▶ _To do_: Copy out everything in the records below, from the line containing "pie-slice [1102,385,1180,540]" down to the line containing "question-box [922,174,1059,342]", keeping both of those lines.

-------- Task data

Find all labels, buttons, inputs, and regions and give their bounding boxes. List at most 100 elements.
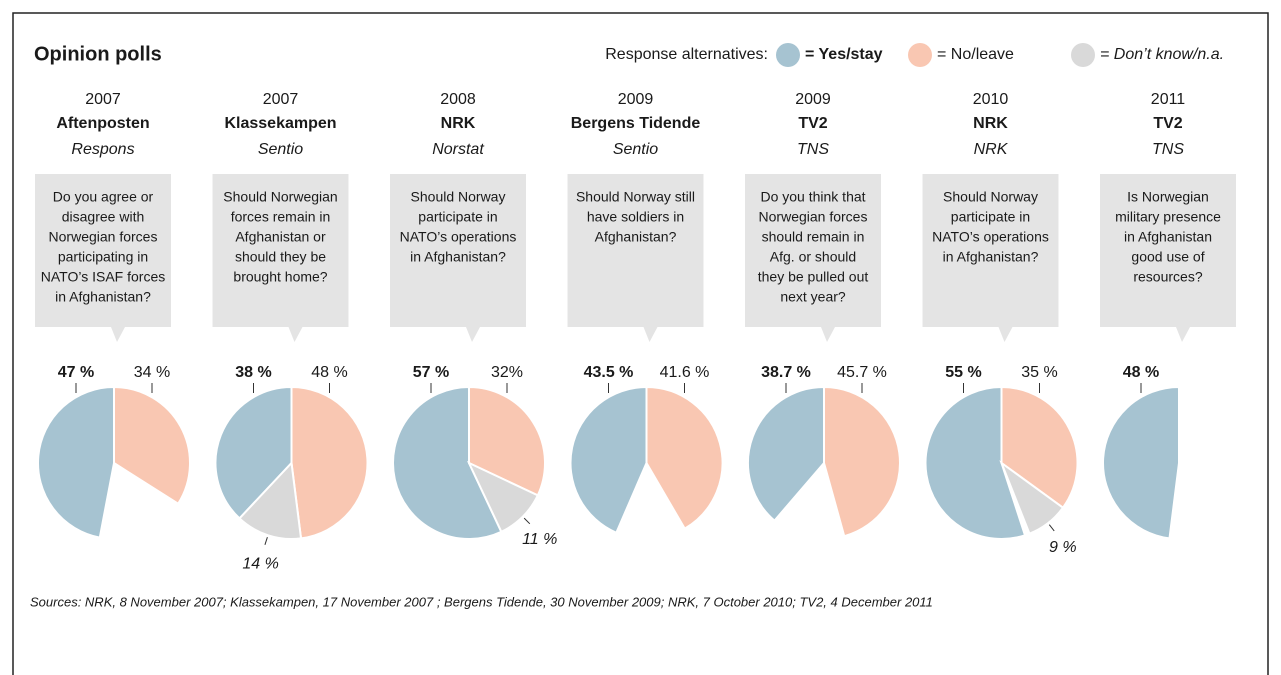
pie-slice [1102,385,1180,540]
question-box [35,174,171,342]
poll-institute: Sentio [258,141,303,158]
value-label: 41.6 % [660,364,710,381]
value-label: 38 % [235,364,271,381]
question-line: Norwegian forces [49,229,158,245]
pie-slice [37,385,115,539]
pie-slice [823,385,901,538]
question-line: NATO’s ISAF forces [41,269,165,285]
question-line: Do you think that [760,189,865,205]
question-line: in Afghanistan? [410,249,506,265]
poll-outlet: TV2 [798,115,827,132]
question-line: participating in [58,249,148,265]
question-line: Afghanistan? [595,229,677,245]
poll-year: 2008 [440,91,476,108]
value-label: 34 % [134,364,170,381]
question-line: NATO’s operations [932,229,1049,245]
poll-institute: Sentio [613,141,658,158]
pie-slice [238,460,303,540]
poll-outlet: NRK [973,115,1008,132]
value-label: 14 % [242,555,278,572]
value-label: 45.7 % [837,364,887,381]
question-line: brought home? [233,269,327,285]
poll-institute: Norstat [432,141,484,158]
poll-year: 2007 [85,91,121,108]
poll-year: 2007 [263,91,299,108]
question-box [1100,174,1236,342]
poll-outlet: TV2 [1153,115,1182,132]
question-box [922,174,1059,342]
question-line: participate in [951,209,1030,225]
value-label: 38.7 % [761,364,811,381]
pie-slice [1000,385,1079,510]
source: Sources: NRK, 8 November 2007; Klassekam… [30,594,933,609]
legend-swatch [908,43,932,67]
label-leader [1048,524,1055,532]
pie-slice [924,385,1027,540]
question-box [745,174,881,342]
legend-entry: = No/leave [937,46,1014,63]
title: Opinion polls [34,43,162,65]
poll-institute: TNS [1152,141,1184,158]
question-line: forces remain in [231,209,331,225]
value-label: 9 % [1049,539,1077,556]
poll-outlet: Bergens Tidende [571,115,701,132]
pie-slice [468,385,546,497]
question-box [212,174,349,342]
value-label: 48 % [311,364,347,381]
legend-swatch [776,43,800,67]
question-line: good use of [1131,249,1204,265]
legend-swatch [1071,43,1095,67]
question-box [390,174,526,342]
poll-year: 2009 [618,91,654,108]
value-label: 32% [491,364,523,381]
question-box [567,174,704,342]
pie-slice [645,385,724,531]
pie-slice [569,385,648,535]
question-line: NATO’s operations [400,229,517,245]
poll-institute: NRK [974,141,1009,158]
pie-slice [290,385,369,540]
legend-label: Response alternatives: [605,46,768,63]
question-line: in Afghanistan [1124,229,1212,245]
legend-entry: = Don’t know/n.a. [1100,46,1224,63]
question-line: should they be [235,249,326,265]
pie-slice [747,385,825,523]
question-line: Should Norway [411,189,506,205]
pie-slice [999,460,1065,535]
value-label: 11 % [522,531,557,548]
legend-entry: = Yes/stay [805,46,883,63]
question-line: Do you agree or [53,189,154,205]
pie-slice [113,385,191,506]
label-leader [523,517,531,525]
question-line: military presence [1115,209,1221,225]
value-label: 47 % [58,364,94,381]
poll-outlet: Klassekampen [224,115,336,132]
poll-outlet: NRK [441,115,476,132]
value-label: 55 % [945,364,981,381]
question-line: Afghanistan or [235,229,326,245]
question-line: should remain in [762,229,865,245]
question-line: in Afghanistan? [943,249,1039,265]
question-line: they be pulled out [758,269,869,285]
pie-slice [392,385,503,540]
question-line: next year? [780,289,846,305]
question-line: have soldiers in [587,209,684,225]
frame [12,12,1269,675]
poll-year: 2011 [1151,91,1186,108]
pie-slice [214,385,293,520]
poll-institute: Respons [71,141,134,158]
question-line: Norwegian forces [759,209,868,225]
question-line: disagree with [62,209,145,225]
pie-slice [466,460,540,534]
question-line: resources? [1133,269,1202,285]
poll-institute: TNS [797,141,829,158]
value-label: 57 % [413,364,449,381]
question-line: Should Norway still [576,189,695,205]
question-line: Afg. or should [770,249,856,265]
poll-outlet: Aftenposten [56,115,149,132]
value-label: 43.5 % [584,364,634,381]
question-line: in Afghanistan? [55,289,151,305]
question-line: Should Norway [943,189,1038,205]
question-line: participate in [418,209,497,225]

----------------

▶ _Response_:
pie-slice [1102,385,1180,540]
question-box [35,174,171,342]
poll-institute: Sentio [258,141,303,158]
value-label: 41.6 % [660,364,710,381]
value-label: 38 % [235,364,271,381]
question-line: Norwegian forces [49,229,158,245]
pie-slice [37,385,115,539]
pie-slice [823,385,901,538]
question-line: NATO’s ISAF forces [41,269,165,285]
question-line: Do you think that [760,189,865,205]
question-line: in Afghanistan? [410,249,506,265]
poll-outlet: TV2 [798,115,827,132]
question-line: participating in [58,249,148,265]
question-line: Afghanistan? [595,229,677,245]
poll-year: 2008 [440,91,476,108]
value-label: 34 % [134,364,170,381]
question-line: NATO’s operations [932,229,1049,245]
poll-institute: Sentio [613,141,658,158]
pie-slice [238,460,303,540]
poll-outlet: NRK [973,115,1008,132]
value-label: 14 % [242,555,278,572]
value-label: 45.7 % [837,364,887,381]
question-line: brought home? [233,269,327,285]
poll-institute: Norstat [432,141,484,158]
poll-year: 2007 [85,91,121,108]
poll-year: 2007 [263,91,299,108]
question-box [1100,174,1236,342]
poll-outlet: TV2 [1153,115,1182,132]
question-box [922,174,1059,342]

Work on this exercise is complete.